[Start of Material provided]
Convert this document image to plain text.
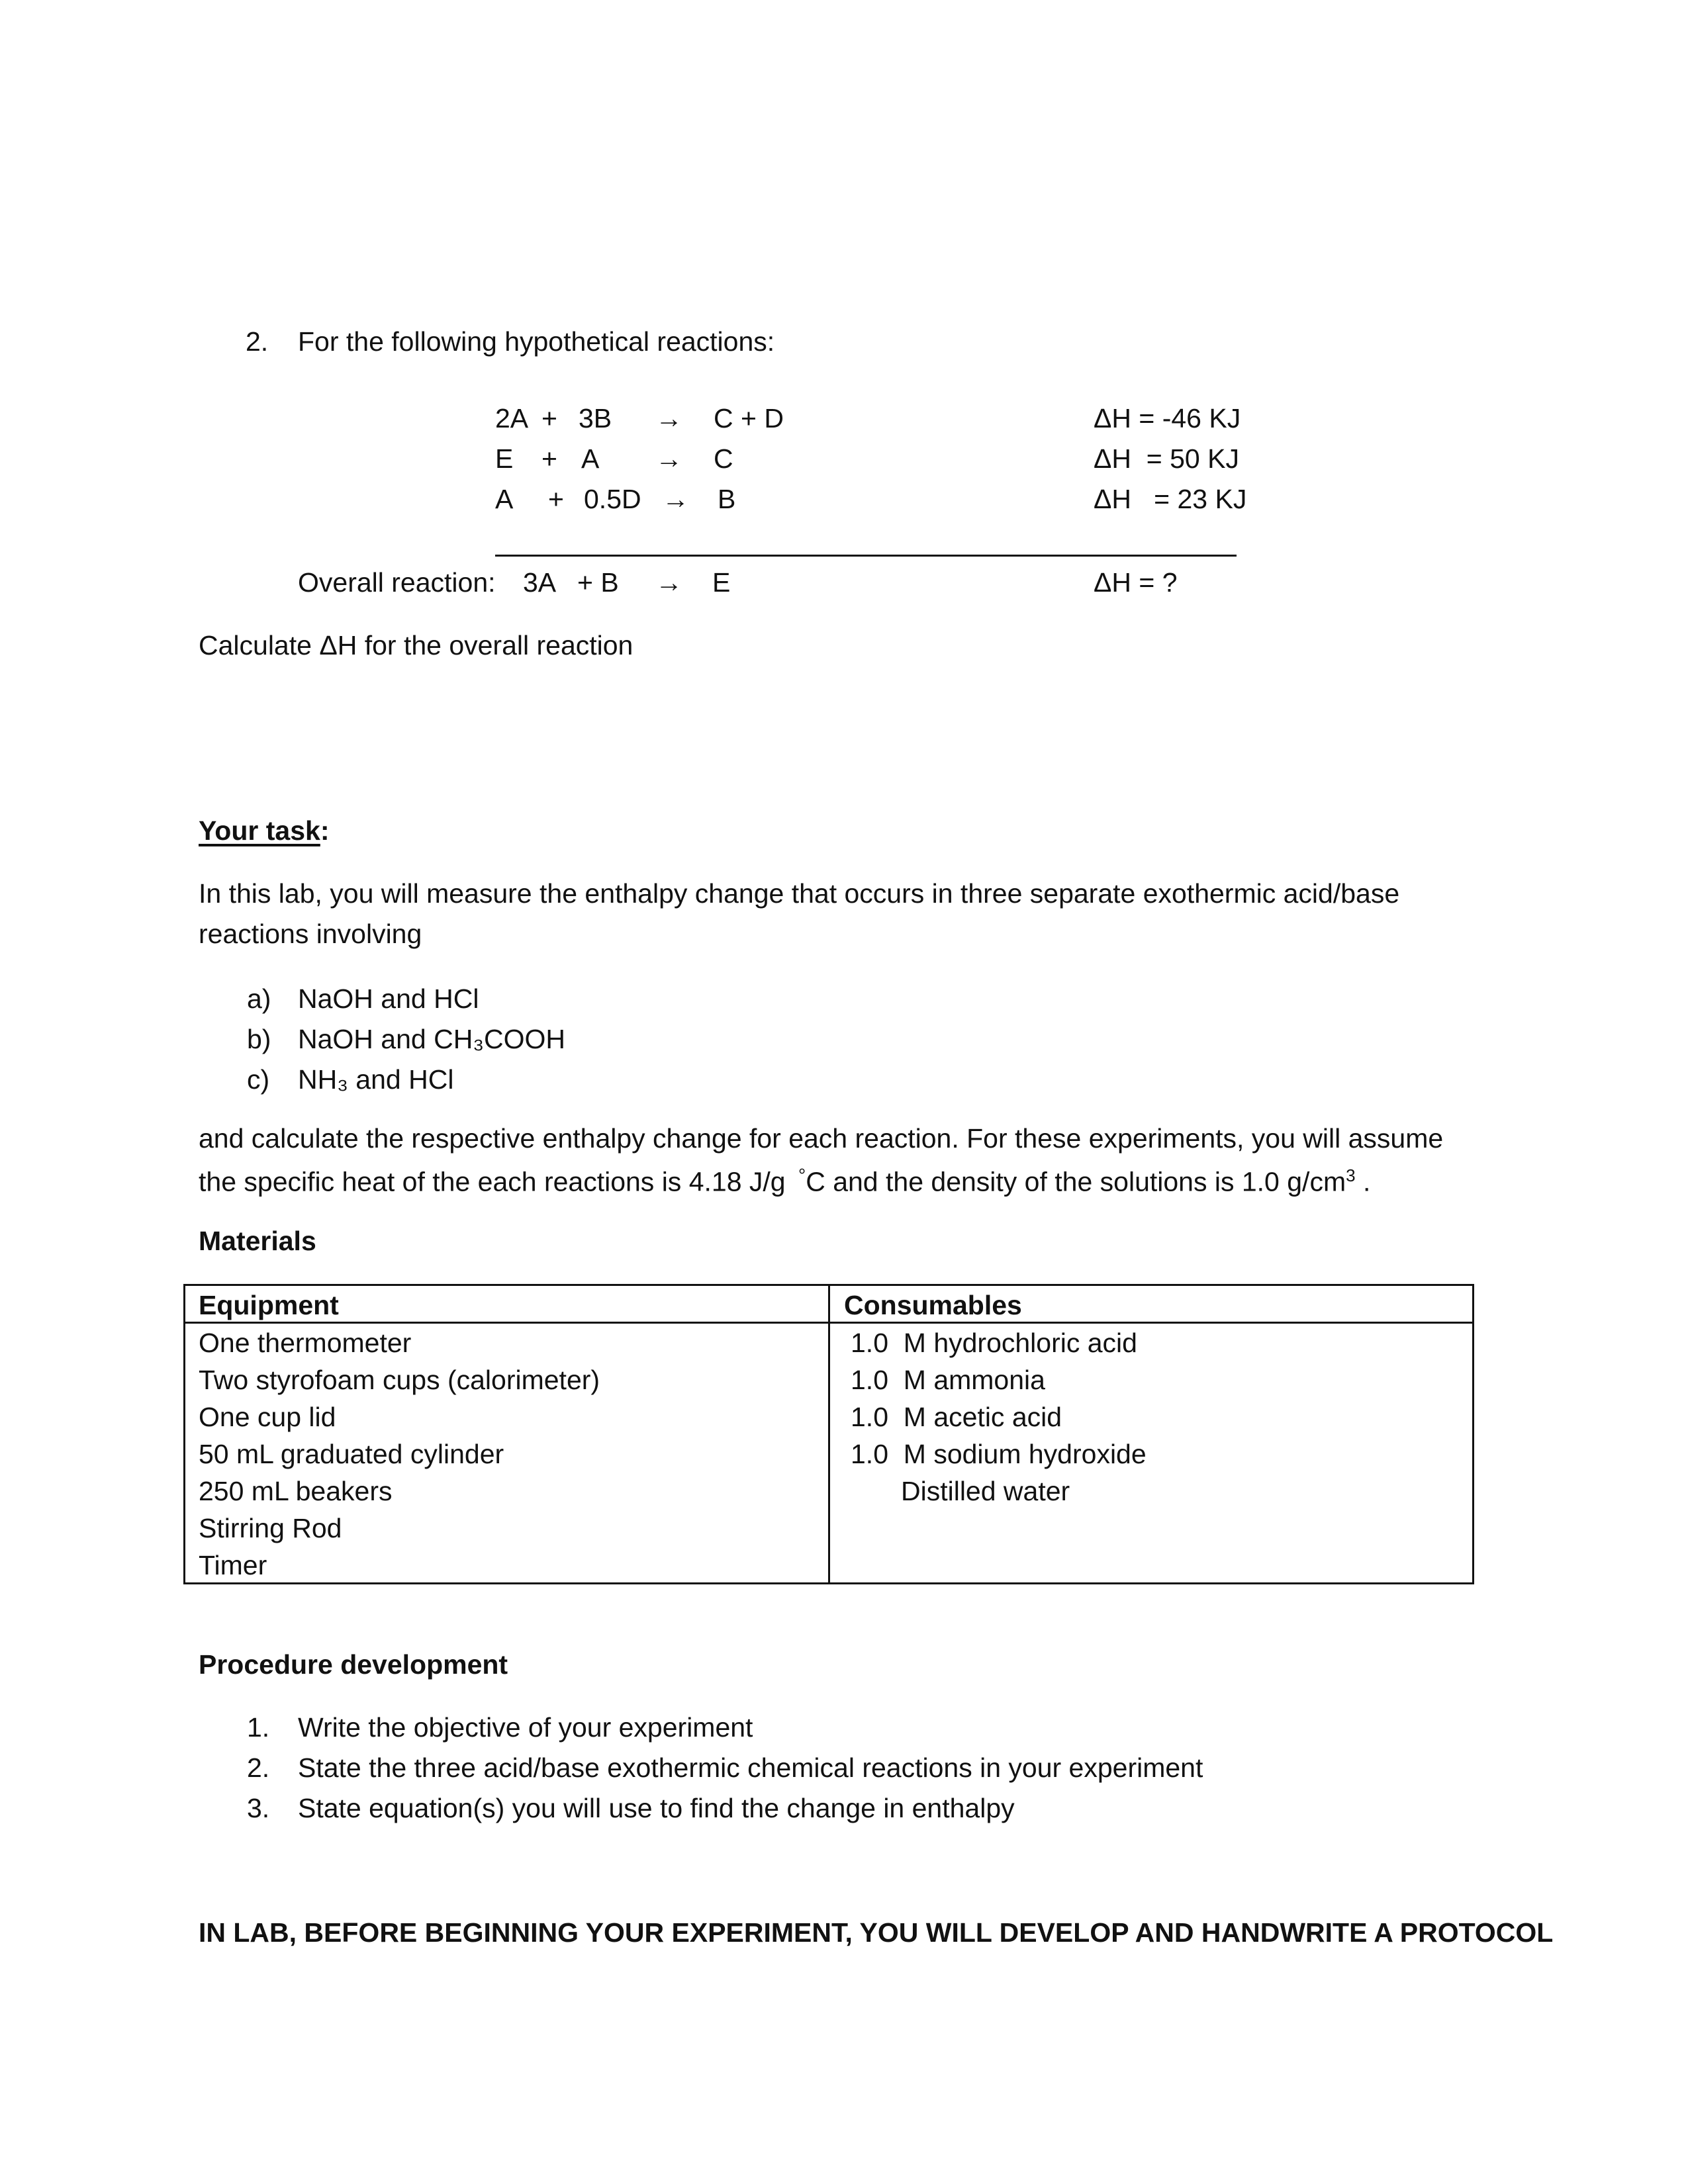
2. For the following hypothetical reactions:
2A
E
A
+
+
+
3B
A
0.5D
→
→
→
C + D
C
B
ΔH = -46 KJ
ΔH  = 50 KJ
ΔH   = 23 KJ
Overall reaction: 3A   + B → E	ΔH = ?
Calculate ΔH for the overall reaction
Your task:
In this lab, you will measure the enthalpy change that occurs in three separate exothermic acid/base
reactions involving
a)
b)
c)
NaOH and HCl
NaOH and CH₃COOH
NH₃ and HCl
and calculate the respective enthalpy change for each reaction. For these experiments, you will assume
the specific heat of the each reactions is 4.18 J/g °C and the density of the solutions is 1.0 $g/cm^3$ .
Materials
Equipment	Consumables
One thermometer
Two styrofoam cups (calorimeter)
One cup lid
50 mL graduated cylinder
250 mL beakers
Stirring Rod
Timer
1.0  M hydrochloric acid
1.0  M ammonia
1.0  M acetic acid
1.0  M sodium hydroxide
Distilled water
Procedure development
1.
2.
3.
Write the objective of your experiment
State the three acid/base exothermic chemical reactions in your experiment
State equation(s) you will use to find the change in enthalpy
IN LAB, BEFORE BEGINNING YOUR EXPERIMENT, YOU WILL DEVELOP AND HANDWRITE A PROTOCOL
[End of Material provided]
[Start of Material provided]
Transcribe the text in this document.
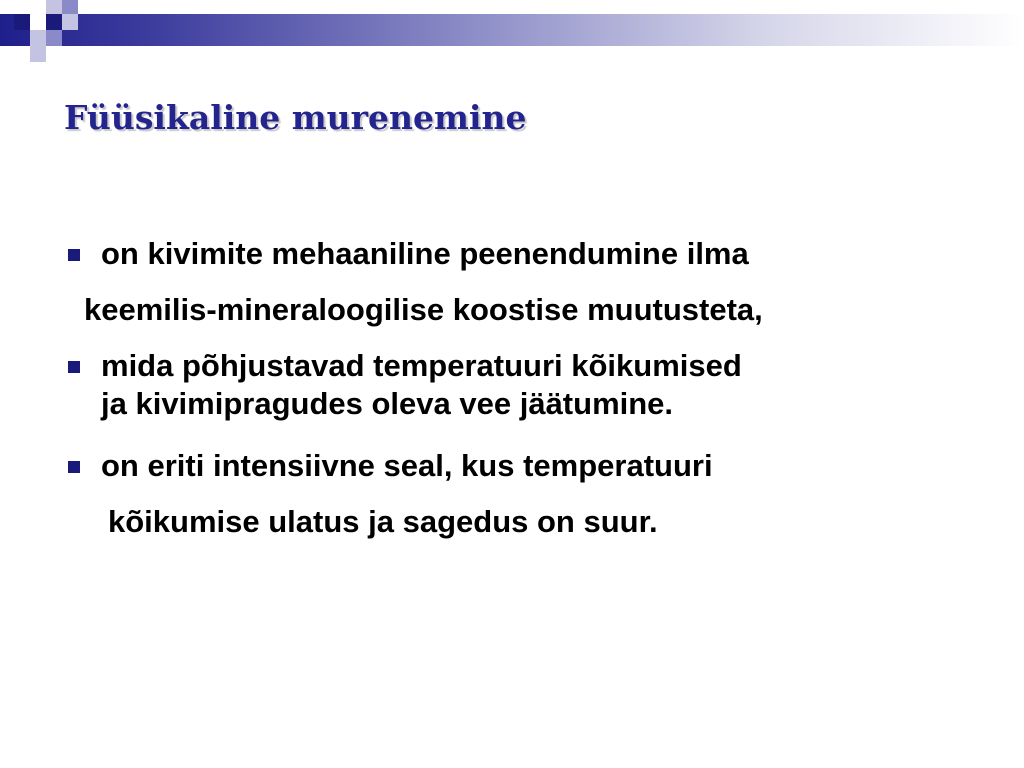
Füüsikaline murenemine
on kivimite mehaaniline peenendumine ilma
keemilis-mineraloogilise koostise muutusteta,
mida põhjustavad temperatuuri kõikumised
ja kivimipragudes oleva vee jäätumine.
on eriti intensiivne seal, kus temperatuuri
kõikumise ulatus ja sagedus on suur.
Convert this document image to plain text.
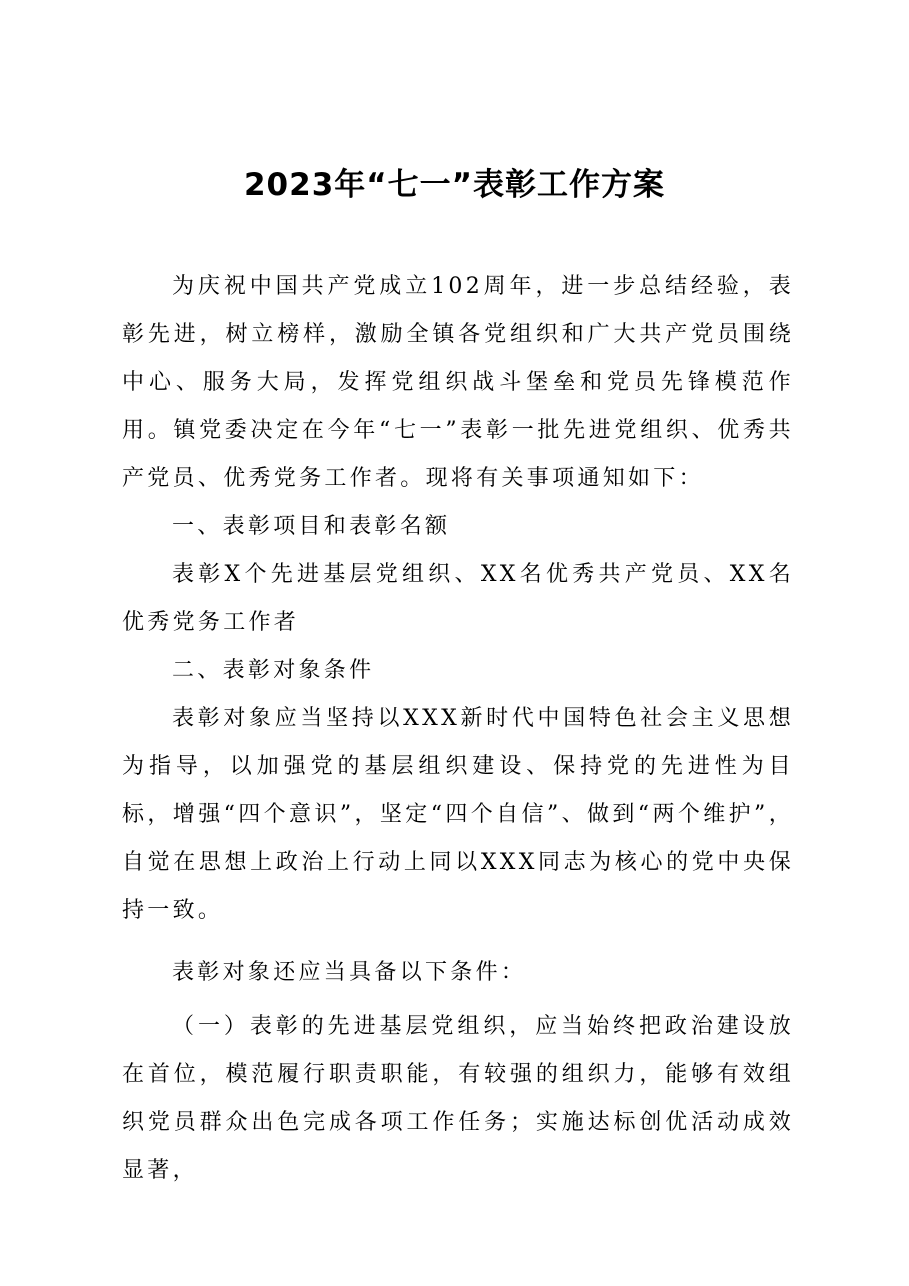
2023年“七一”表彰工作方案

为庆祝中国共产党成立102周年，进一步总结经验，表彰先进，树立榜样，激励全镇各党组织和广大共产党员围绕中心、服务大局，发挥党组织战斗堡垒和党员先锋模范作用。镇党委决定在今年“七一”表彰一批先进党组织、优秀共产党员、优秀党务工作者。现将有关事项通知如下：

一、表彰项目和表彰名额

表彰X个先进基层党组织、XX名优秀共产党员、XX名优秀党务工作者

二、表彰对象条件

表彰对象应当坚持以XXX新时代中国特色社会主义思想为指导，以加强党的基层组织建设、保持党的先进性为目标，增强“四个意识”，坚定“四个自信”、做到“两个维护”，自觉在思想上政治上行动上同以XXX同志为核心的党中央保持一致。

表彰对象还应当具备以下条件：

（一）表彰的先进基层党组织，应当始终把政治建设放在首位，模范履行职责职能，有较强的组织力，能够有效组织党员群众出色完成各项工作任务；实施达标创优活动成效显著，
[End of Material provided]
[Start of Material provided]
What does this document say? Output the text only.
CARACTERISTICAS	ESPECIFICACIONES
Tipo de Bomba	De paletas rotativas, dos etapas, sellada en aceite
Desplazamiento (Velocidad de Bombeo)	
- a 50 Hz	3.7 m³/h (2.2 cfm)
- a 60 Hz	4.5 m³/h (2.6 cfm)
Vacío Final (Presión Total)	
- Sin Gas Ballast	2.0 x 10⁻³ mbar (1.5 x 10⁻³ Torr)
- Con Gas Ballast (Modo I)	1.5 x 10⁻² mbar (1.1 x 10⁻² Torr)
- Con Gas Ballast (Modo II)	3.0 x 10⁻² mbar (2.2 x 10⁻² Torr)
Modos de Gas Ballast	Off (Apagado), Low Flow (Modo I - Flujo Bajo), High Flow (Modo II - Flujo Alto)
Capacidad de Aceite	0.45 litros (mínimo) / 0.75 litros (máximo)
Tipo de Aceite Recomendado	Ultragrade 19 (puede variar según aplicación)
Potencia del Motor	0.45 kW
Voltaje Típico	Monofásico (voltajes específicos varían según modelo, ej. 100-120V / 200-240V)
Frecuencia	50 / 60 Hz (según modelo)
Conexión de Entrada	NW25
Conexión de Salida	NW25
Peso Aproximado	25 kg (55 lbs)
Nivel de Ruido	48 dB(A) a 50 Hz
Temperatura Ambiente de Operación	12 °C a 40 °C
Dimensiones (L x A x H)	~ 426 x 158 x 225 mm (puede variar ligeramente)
[End of Material provided]
• Given request:
Select the lines that carry the string "puede" and copy them.

• Task result:
Tipo de Aceite Recomendado	Ultragrade 19 (puede variar según aplicación)
Dimensiones (L x A x H)	~ 426 x 158 x 225 mm (puede variar ligeramente)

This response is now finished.